EXERCISE REQUIREMENTS | All entries must be repeated exactly; do not include the pictures.

THE INPUT |
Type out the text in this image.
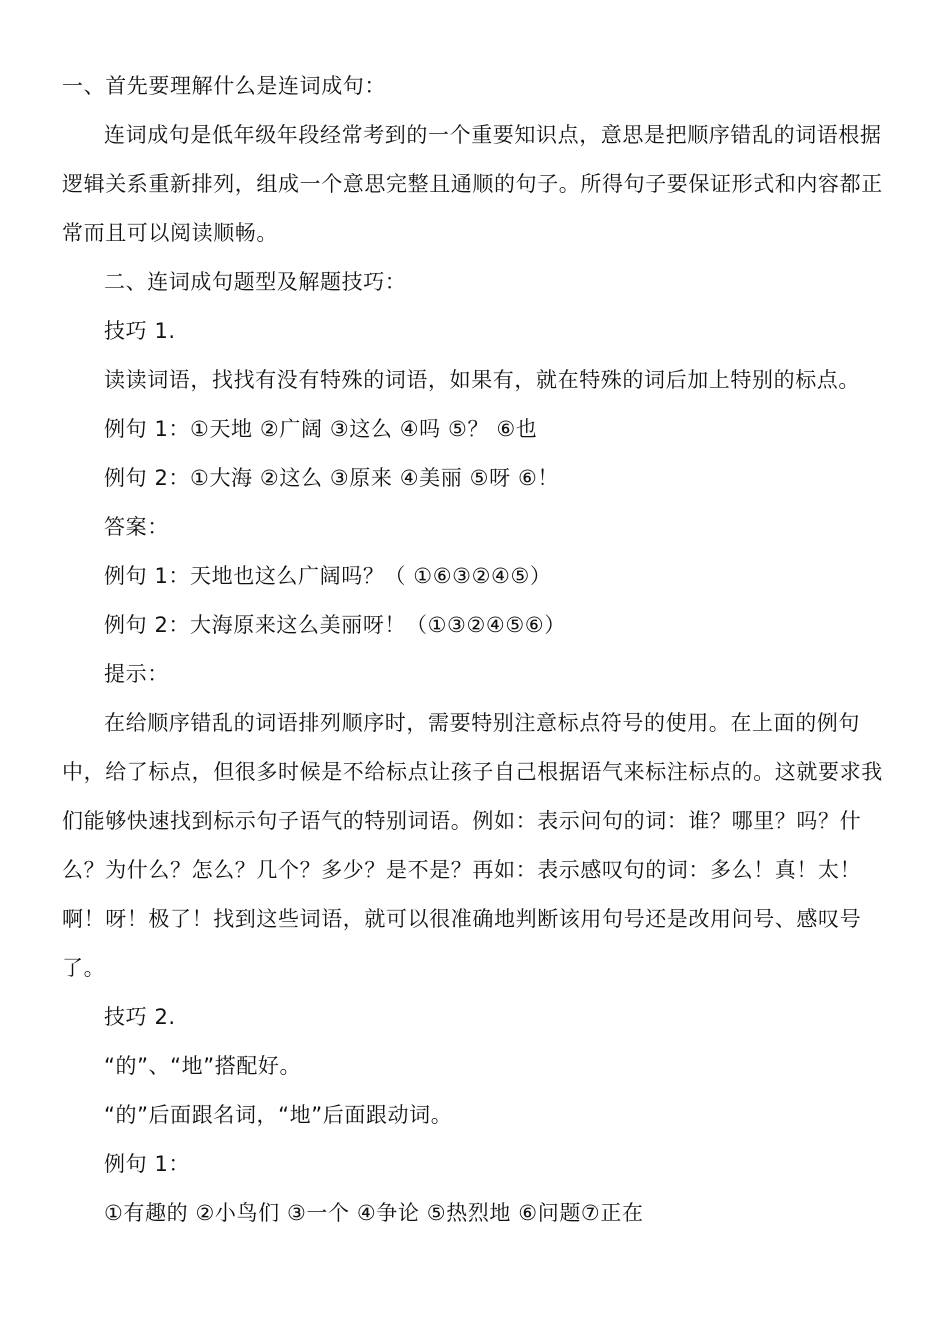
一、首先要理解什么是连词成句：

连词成句是低年级年段经常考到的一个重要知识点，意思是把顺序错乱的词语根据逻辑关系重新排列，组成一个意思完整且通顺的句子。所得句子要保证形式和内容都正常而且可以阅读顺畅。

二、连词成句题型及解题技巧：

技巧 1.

读读词语，找找有没有特殊的词语，如果有，就在特殊的词后加上特别的标点。

例句 1：①天地 ②广阔 ③这么 ④吗 ⑤？ ⑥也

例句 2：①大海 ②这么 ③原来 ④美丽 ⑤呀 ⑥！

答案：

例句 1：天地也这么广阔吗？（ ①⑥③②④⑤）

例句 2：大海原来这么美丽呀！（①③②④⑤⑥）

提示：

在给顺序错乱的词语排列顺序时，需要特别注意标点符号的使用。在上面的例句中，给了标点，但很多时候是不给标点让孩子自己根据语气来标注标点的。这就要求我们能够快速找到标示句子语气的特别词语。例如：表示问句的词：谁？哪里？吗？什么？为什么？怎么？几个？多少？是不是？再如：表示感叹句的词：多么！真！太！啊！呀！极了！找到这些词语，就可以很准确地判断该用句号还是改用问号、感叹号了。

技巧 2.

“的”、“地”搭配好。

“的”后面跟名词，“地”后面跟动词。

例句 1：

①有趣的 ②小鸟们 ③一个 ④争论 ⑤热烈地 ⑥问题⑦正在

SOLUTION FOR THIS TASK |
Type out the text in this image.
一、首先要理解什么是连词成句：

连词成句是低年级年段经常考到的一个重要知识点，意思是把顺序错乱的词语根据逻辑关系重新排列，组成一个意思完整且通顺的句子。所得句子要保证形式和内容都正常而且可以阅读顺畅。

二、连词成句题型及解题技巧：

技巧 1.

读读词语，找找有没有特殊的词语，如果有，就在特殊的词后加上特别的标点。

例句 1：①天地 ②广阔 ③这么 ④吗 ⑤？ ⑥也

例句 2：①大海 ②这么 ③原来 ④美丽 ⑤呀 ⑥！

答案：

例句 1：天地也这么广阔吗？（ ①⑥③②④⑤）

例句 2：大海原来这么美丽呀！（①③②④⑤⑥）

提示：

在给顺序错乱的词语排列顺序时，需要特别注意标点符号的使用。在上面的例句中，给了标点，但很多时候是不给标点让孩子自己根据语气来标注标点的。这就要求我们能够快速找到标示句子语气的特别词语。例如：表示问句的词：谁？哪里？吗？什么？为什么？怎么？几个？多少？是不是？再如：表示感叹句的词：多么！真！太！啊！呀！极了！找到这些词语，就可以很准确地判断该用句号还是改用问号、感叹号了。

技巧 2.

“的”、“地”搭配好。

“的”后面跟名词，“地”后面跟动词。

例句 1：

①有趣的 ②小鸟们 ③一个 ④争论 ⑤热烈地 ⑥问题⑦正在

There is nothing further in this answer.